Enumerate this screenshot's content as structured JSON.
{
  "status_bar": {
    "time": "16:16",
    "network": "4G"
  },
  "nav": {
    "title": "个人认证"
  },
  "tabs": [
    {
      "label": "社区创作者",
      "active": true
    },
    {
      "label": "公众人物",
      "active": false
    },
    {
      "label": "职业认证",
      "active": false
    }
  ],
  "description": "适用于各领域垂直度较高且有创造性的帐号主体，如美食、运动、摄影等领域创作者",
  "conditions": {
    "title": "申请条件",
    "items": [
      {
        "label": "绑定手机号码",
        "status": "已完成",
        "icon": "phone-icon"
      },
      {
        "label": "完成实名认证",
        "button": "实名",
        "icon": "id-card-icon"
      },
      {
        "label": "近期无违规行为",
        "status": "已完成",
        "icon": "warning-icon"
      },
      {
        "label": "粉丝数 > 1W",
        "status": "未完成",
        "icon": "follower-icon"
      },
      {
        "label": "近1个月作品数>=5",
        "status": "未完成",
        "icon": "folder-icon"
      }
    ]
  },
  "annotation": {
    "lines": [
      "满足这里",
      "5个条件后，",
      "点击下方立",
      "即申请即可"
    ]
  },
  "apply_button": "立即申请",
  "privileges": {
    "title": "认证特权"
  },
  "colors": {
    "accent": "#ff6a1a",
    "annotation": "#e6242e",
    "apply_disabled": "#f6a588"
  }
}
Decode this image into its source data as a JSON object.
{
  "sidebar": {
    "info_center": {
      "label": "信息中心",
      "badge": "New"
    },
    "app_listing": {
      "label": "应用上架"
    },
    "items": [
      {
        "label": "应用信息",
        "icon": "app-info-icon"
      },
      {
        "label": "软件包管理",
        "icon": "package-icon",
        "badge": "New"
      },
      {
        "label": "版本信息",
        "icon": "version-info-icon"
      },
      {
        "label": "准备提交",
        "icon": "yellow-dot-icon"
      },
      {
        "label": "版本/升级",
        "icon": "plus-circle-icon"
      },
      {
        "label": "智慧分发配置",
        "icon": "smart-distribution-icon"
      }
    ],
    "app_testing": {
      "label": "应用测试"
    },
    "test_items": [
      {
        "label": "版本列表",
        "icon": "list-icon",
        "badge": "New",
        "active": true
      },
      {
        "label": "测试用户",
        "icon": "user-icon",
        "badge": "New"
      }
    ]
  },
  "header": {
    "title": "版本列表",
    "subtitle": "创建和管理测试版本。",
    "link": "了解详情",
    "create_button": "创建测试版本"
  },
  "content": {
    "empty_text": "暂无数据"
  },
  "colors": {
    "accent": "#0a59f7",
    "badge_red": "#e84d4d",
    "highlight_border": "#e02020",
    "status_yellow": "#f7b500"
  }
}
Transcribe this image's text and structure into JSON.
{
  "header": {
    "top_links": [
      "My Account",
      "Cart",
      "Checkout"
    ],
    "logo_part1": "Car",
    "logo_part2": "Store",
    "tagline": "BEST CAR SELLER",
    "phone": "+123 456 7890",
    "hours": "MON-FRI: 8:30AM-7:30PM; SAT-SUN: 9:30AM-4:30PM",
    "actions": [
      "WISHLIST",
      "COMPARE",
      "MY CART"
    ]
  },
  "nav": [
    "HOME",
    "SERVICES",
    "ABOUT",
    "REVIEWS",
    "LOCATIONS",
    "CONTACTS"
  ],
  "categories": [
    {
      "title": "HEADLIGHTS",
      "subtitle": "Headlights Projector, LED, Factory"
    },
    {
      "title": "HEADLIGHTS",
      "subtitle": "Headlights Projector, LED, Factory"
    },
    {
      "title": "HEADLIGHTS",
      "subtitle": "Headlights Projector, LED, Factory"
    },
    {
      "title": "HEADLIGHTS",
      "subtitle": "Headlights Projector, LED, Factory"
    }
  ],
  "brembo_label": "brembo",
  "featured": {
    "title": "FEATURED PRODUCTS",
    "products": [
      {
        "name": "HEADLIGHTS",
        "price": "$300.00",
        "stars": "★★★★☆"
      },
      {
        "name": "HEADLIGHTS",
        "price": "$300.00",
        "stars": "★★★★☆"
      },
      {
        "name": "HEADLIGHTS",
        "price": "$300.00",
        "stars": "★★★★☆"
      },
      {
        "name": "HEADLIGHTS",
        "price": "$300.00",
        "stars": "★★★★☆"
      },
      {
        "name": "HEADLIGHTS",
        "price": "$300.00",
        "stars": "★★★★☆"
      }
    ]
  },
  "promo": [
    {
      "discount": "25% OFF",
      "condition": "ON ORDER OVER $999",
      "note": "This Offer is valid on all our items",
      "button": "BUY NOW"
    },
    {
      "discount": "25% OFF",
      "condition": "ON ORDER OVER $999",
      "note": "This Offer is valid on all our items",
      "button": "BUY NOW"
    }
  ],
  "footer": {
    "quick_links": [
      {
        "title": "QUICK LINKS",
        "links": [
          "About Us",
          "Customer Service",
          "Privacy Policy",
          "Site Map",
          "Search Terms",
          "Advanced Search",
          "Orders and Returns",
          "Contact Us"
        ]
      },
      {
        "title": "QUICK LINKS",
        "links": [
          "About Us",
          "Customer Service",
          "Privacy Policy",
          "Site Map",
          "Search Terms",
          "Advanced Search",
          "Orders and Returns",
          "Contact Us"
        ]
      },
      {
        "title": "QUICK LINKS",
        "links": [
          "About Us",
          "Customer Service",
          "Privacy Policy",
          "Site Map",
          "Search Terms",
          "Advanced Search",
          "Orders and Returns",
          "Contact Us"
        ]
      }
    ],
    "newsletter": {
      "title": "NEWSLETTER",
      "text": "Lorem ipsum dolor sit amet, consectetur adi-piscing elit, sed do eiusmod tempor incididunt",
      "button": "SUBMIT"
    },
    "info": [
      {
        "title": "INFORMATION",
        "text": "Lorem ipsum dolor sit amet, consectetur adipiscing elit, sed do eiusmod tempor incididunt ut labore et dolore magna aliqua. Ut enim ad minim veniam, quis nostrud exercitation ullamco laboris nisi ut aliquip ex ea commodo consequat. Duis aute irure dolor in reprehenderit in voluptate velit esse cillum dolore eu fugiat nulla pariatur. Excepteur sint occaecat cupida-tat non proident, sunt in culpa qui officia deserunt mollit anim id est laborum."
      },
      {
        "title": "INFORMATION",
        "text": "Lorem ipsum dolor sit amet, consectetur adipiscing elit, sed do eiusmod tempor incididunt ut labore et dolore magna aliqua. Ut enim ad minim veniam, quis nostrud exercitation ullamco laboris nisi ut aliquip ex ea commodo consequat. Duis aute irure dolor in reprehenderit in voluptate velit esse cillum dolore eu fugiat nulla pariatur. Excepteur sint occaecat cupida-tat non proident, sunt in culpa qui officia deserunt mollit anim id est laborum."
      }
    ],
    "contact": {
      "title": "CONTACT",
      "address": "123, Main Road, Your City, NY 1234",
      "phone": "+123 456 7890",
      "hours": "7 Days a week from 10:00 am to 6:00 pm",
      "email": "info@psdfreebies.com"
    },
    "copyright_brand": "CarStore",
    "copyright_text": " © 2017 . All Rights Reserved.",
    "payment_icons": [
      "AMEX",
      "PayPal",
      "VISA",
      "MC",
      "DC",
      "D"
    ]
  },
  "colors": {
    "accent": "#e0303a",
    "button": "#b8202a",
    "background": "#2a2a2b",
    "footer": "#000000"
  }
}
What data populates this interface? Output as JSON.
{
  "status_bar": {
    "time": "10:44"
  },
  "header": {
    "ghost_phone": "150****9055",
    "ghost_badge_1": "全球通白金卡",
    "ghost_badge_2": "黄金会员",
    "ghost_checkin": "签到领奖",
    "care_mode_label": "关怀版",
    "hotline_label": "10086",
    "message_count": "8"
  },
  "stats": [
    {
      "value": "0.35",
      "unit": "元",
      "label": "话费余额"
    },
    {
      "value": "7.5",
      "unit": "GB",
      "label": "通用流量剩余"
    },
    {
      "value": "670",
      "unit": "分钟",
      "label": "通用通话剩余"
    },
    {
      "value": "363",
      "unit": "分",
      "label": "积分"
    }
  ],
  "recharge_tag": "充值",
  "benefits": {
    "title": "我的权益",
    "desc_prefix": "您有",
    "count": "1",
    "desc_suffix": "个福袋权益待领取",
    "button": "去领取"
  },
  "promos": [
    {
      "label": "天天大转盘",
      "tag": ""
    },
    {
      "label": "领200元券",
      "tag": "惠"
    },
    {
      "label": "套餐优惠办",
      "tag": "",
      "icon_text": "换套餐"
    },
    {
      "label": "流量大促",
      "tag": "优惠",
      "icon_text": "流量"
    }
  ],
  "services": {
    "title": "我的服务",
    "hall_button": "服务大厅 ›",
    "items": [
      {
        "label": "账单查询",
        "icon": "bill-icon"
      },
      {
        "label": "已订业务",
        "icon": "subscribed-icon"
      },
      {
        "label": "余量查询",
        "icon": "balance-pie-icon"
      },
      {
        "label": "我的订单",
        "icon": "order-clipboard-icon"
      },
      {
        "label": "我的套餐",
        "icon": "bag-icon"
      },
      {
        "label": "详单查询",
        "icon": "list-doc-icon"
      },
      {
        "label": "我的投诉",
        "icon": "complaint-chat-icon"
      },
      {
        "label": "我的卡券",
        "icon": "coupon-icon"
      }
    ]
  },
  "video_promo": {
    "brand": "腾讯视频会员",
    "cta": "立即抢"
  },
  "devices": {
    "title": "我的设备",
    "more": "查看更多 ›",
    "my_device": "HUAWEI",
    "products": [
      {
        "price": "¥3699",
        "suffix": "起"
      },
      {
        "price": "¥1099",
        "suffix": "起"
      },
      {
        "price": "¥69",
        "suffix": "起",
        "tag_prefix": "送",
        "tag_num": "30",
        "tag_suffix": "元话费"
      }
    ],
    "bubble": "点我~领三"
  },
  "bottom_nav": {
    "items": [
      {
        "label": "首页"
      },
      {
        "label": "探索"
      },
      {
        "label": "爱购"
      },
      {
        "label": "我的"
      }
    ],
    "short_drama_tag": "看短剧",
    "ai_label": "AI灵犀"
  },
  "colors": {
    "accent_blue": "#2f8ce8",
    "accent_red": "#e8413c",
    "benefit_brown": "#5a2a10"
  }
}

────────────────────

Direction ::
Copy out every line where the word "data" occurs.

Solution ::
Decode this image into its source data as a JSON object.
What data populates this interface? Output as JSON.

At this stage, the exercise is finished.